### Records provided
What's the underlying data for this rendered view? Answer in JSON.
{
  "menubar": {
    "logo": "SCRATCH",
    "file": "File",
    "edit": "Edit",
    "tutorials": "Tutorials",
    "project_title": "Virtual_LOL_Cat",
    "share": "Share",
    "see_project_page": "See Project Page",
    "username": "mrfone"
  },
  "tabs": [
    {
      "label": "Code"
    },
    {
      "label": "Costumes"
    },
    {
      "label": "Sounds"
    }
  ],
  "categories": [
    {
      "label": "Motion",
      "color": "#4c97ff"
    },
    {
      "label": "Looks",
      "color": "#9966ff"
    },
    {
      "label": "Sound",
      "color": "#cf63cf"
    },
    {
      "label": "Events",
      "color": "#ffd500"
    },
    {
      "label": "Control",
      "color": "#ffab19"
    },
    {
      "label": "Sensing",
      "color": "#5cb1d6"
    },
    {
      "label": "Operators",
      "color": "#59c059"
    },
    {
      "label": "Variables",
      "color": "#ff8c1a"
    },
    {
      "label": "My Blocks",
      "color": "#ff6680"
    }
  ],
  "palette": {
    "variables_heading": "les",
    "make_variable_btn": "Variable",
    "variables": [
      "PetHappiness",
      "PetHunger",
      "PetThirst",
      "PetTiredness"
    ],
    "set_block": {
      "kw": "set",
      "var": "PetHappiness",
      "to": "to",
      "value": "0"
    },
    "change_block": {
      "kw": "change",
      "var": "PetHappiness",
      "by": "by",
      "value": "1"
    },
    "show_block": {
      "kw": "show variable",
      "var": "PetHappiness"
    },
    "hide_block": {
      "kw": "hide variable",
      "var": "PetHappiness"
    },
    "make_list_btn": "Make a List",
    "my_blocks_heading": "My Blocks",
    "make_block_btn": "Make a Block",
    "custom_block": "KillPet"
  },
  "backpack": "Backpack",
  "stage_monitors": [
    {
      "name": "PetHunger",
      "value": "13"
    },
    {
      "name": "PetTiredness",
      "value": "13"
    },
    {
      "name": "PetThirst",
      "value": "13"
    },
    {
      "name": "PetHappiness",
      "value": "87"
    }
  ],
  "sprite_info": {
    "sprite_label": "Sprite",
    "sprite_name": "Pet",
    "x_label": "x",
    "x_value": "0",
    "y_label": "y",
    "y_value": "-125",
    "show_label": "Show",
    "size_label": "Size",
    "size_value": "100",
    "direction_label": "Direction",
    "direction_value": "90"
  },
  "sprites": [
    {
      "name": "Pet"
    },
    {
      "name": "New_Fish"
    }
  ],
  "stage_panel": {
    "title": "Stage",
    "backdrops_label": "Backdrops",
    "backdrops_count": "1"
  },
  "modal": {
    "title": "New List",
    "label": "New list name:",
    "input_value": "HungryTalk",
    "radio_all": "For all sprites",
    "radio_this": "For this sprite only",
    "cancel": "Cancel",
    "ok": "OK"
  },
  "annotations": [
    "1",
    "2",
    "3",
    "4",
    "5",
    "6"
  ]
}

### Exercise objective
Each record must be returned exactly as it is written.

### Answer to this task
What's the underlying data for this rendered view? Answer in JSON.
{
  "menubar": {
    "logo": "SCRATCH",
    "file": "File",
    "edit": "Edit",
    "tutorials": "Tutorials",
    "project_title": "Virtual_LOL_Cat",
    "share": "Share",
    "see_project_page": "See Project Page",
    "username": "mrfone"
  },
  "tabs": [
    {
      "label": "Code"
    },
    {
      "label": "Costumes"
    },
    {
      "label": "Sounds"
    }
  ],
  "categories": [
    {
      "label": "Motion",
      "color": "#4c97ff"
    },
    {
      "label": "Looks",
      "color": "#9966ff"
    },
    {
      "label": "Sound",
      "color": "#cf63cf"
    },
    {
      "label": "Events",
      "color": "#ffd500"
    },
    {
      "label": "Control",
      "color": "#ffab19"
    },
    {
      "label": "Sensing",
      "color": "#5cb1d6"
    },
    {
      "label": "Operators",
      "color": "#59c059"
    },
    {
      "label": "Variables",
      "color": "#ff8c1a"
    },
    {
      "label": "My Blocks",
      "color": "#ff6680"
    }
  ],
  "palette": {
    "variables_heading": "les",
    "make_variable_btn": "Variable",
    "variables": [
      "PetHappiness",
      "PetHunger",
      "PetThirst",
      "PetTiredness"
    ],
    "set_block": {
      "kw": "set",
      "var": "PetHappiness",
      "to": "to",
      "value": "0"
    },
    "change_block": {
      "kw": "change",
      "var": "PetHappiness",
      "by": "by",
      "value": "1"
    },
    "show_block": {
      "kw": "show variable",
      "var": "PetHappiness"
    },
    "hide_block": {
      "kw": "hide variable",
      "var": "PetHappiness"
    },
    "make_list_btn": "Make a List",
    "my_blocks_heading": "My Blocks",
    "make_block_btn": "Make a Block",
    "custom_block": "KillPet"
  },
  "backpack": "Backpack",
  "stage_monitors": [
    {
      "name": "PetHunger",
      "value": "13"
    },
    {
      "name": "PetTiredness",
      "value": "13"
    },
    {
      "name": "PetThirst",
      "value": "13"
    },
    {
      "name": "PetHappiness",
      "value": "87"
    }
  ],
  "sprite_info": {
    "sprite_label": "Sprite",
    "sprite_name": "Pet",
    "x_label": "x",
    "x_value": "0",
    "y_label": "y",
    "y_value": "-125",
    "show_label": "Show",
    "size_label": "Size",
    "size_value": "100",
    "direction_label": "Direction",
    "direction_value": "90"
  },
  "sprites": [
    {
      "name": "Pet"
    },
    {
      "name": "New_Fish"
    }
  ],
  "stage_panel": {
    "title": "Stage",
    "backdrops_label": "Backdrops",
    "backdrops_count": "1"
  },
  "modal": {
    "title": "New List",
    "label": "New list name:",
    "input_value": "HungryTalk",
    "radio_all": "For all sprites",
    "radio_this": "For this sprite only",
    "cancel": "Cancel",
    "ok": "OK"
  },
  "annotations": [
    "1",
    "2",
    "3",
    "4",
    "5",
    "6"
  ]
}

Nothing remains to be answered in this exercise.